* _Task directions_: Restate, word for word, all of the material shown below.
:::
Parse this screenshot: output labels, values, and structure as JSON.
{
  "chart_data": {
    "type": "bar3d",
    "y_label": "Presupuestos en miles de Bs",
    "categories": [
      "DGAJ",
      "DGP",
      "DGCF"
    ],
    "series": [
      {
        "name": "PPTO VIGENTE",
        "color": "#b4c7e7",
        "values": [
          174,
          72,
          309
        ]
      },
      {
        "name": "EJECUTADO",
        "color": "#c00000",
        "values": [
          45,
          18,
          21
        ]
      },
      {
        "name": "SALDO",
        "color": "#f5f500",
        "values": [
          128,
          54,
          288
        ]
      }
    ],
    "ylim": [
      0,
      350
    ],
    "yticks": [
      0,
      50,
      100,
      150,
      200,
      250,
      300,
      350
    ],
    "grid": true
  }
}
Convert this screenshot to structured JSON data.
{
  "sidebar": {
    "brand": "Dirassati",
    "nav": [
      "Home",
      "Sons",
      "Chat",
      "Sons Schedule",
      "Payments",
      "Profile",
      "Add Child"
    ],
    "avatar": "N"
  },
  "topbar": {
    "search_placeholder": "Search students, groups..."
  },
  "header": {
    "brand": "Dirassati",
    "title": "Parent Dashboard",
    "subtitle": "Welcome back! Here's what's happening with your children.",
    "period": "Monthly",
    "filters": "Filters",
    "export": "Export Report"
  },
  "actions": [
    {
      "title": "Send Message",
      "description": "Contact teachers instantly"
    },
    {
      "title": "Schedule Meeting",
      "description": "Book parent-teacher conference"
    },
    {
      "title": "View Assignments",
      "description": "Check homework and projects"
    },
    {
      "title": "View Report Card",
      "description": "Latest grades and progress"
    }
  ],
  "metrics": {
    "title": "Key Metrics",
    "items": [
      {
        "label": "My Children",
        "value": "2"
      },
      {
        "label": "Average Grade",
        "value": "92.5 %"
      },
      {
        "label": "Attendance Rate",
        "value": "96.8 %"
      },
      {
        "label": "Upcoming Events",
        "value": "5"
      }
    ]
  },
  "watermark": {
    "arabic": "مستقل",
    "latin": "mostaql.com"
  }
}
:::
* _Output of the exercise_:
Parse this screenshot: output labels, values, and structure as JSON.
{
  "chart_data": {
    "type": "bar3d",
    "y_label": "Presupuestos en miles de Bs",
    "categories": [
      "DGAJ",
      "DGP",
      "DGCF"
    ],
    "series": [
      {
        "name": "PPTO VIGENTE",
        "color": "#b4c7e7",
        "values": [
          174,
          72,
          309
        ]
      },
      {
        "name": "EJECUTADO",
        "color": "#c00000",
        "values": [
          45,
          18,
          21
        ]
      },
      {
        "name": "SALDO",
        "color": "#f5f500",
        "values": [
          128,
          54,
          288
        ]
      }
    ],
    "ylim": [
      0,
      350
    ],
    "yticks": [
      0,
      50,
      100,
      150,
      200,
      250,
      300,
      350
    ],
    "grid": true
  }
}
Convert this screenshot to structured JSON data.
{
  "sidebar": {
    "brand": "Dirassati",
    "nav": [
      "Home",
      "Sons",
      "Chat",
      "Sons Schedule",
      "Payments",
      "Profile",
      "Add Child"
    ],
    "avatar": "N"
  },
  "topbar": {
    "search_placeholder": "Search students, groups..."
  },
  "header": {
    "brand": "Dirassati",
    "title": "Parent Dashboard",
    "subtitle": "Welcome back! Here's what's happening with your children.",
    "period": "Monthly",
    "filters": "Filters",
    "export": "Export Report"
  },
  "actions": [
    {
      "title": "Send Message",
      "description": "Contact teachers instantly"
    },
    {
      "title": "Schedule Meeting",
      "description": "Book parent-teacher conference"
    },
    {
      "title": "View Assignments",
      "description": "Check homework and projects"
    },
    {
      "title": "View Report Card",
      "description": "Latest grades and progress"
    }
  ],
  "metrics": {
    "title": "Key Metrics",
    "items": [
      {
        "label": "My Children",
        "value": "2"
      },
      {
        "label": "Average Grade",
        "value": "92.5 %"
      },
      {
        "label": "Attendance Rate",
        "value": "96.8 %"
      },
      {
        "label": "Upcoming Events",
        "value": "5"
      }
    ]
  },
  "watermark": {
    "arabic": "مستقل",
    "latin": "mostaql.com"
  }
}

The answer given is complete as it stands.